■ **Problem details**
Check every line below for the string "transport", and copy the lines that contain it.

┄┄┄┄┄┄

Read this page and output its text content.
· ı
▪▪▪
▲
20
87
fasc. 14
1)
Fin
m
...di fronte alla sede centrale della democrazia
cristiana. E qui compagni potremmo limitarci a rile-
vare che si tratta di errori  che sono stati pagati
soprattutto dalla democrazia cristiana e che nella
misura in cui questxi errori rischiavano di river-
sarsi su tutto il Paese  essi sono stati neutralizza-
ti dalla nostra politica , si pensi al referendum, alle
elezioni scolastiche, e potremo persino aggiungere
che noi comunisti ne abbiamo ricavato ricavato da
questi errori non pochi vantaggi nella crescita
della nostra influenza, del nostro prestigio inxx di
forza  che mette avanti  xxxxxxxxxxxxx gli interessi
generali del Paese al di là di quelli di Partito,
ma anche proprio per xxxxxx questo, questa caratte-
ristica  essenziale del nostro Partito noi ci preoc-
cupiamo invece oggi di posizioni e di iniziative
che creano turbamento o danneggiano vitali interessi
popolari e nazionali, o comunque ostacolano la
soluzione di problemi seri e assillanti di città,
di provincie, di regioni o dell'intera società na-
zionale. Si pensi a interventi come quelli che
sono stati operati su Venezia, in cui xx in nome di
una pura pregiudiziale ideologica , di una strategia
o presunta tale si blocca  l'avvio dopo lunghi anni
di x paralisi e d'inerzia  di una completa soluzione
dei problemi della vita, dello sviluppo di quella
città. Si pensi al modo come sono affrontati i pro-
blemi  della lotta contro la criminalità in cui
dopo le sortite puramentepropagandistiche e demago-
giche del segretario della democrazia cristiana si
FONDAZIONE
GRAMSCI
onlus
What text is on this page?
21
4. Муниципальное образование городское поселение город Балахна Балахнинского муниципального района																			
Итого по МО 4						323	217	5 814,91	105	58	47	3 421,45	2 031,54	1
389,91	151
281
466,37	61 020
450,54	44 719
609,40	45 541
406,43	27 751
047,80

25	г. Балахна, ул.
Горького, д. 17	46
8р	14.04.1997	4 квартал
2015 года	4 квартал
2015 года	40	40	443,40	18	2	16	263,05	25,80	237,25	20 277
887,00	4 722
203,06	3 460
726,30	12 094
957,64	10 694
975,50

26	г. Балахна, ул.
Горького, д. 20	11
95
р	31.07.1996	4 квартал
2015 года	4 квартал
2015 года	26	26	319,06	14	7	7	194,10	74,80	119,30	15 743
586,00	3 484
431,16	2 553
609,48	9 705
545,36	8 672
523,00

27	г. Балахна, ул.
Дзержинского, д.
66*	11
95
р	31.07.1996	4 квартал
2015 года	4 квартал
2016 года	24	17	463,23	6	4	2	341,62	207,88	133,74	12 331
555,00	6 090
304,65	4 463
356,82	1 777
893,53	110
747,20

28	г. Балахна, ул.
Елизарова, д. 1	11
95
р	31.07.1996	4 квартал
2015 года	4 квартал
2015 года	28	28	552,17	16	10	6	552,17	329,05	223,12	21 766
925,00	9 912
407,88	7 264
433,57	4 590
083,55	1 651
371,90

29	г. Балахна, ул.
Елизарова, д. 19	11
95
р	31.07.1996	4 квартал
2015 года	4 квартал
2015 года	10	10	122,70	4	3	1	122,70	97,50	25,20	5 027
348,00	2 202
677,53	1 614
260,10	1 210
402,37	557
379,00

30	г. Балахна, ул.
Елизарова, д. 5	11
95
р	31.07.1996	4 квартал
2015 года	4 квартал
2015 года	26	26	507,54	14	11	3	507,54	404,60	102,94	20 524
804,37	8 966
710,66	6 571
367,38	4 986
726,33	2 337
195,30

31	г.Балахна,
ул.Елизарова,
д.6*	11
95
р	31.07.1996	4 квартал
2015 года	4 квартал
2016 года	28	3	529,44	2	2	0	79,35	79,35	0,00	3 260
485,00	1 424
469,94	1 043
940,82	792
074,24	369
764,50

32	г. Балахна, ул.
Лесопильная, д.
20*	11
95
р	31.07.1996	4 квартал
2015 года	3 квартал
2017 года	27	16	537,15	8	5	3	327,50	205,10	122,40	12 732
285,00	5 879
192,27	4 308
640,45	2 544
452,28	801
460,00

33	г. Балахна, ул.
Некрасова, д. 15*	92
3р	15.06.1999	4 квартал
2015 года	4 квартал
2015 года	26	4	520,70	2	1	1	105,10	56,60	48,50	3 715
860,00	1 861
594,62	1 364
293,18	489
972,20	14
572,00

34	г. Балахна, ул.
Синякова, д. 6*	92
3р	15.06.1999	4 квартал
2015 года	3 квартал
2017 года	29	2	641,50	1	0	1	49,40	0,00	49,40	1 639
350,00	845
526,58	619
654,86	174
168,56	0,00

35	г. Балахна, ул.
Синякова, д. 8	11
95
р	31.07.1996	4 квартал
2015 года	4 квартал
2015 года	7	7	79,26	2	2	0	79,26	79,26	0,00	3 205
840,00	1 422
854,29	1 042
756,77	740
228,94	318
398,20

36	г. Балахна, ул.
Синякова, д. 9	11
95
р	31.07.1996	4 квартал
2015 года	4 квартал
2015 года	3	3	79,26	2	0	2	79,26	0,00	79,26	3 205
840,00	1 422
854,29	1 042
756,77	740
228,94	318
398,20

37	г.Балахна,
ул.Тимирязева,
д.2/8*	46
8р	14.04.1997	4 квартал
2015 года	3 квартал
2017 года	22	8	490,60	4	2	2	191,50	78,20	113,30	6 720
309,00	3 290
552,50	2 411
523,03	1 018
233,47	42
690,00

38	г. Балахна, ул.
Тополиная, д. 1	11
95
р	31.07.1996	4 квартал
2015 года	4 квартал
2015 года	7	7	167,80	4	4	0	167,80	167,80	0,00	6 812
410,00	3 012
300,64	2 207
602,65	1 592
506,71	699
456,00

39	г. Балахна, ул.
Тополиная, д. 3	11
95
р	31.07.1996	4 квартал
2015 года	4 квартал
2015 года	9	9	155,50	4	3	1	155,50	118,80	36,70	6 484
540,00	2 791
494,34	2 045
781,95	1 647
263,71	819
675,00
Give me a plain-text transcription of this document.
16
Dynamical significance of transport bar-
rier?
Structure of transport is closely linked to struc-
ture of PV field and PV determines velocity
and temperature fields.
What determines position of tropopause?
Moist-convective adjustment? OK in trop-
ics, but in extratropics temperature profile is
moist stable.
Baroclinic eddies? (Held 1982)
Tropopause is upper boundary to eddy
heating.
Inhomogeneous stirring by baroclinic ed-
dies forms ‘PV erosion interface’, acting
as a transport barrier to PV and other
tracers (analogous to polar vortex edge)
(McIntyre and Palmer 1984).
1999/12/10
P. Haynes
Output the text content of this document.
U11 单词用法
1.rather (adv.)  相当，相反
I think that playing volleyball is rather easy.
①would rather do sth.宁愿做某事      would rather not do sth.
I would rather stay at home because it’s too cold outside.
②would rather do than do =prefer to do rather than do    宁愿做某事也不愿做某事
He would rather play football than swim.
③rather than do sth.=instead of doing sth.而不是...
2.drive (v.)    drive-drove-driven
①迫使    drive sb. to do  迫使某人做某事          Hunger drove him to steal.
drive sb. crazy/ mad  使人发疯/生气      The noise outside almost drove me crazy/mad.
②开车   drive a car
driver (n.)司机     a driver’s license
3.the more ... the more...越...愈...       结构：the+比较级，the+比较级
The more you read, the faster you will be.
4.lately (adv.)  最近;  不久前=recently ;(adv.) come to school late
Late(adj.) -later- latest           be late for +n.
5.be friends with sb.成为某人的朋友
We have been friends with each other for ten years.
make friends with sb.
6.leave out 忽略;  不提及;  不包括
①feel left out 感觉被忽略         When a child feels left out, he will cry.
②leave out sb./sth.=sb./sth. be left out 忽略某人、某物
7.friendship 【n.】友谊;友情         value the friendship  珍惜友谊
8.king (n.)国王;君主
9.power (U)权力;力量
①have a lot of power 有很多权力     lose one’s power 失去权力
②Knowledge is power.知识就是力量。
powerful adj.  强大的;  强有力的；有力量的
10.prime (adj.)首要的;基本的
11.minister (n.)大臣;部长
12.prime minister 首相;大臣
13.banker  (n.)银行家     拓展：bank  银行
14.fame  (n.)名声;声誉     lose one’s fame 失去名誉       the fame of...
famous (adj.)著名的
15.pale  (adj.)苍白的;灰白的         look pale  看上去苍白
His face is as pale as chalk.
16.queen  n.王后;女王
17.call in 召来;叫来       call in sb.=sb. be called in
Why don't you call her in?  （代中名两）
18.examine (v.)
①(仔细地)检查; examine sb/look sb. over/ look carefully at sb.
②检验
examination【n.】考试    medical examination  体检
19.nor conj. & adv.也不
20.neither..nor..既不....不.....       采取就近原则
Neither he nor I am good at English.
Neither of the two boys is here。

┄┄┄┄┄┄

■ **Response to this exercise**
Dynamical significance of transport bar-
Structure of transport is closely linked to struc-
as a transport barrier to PV and other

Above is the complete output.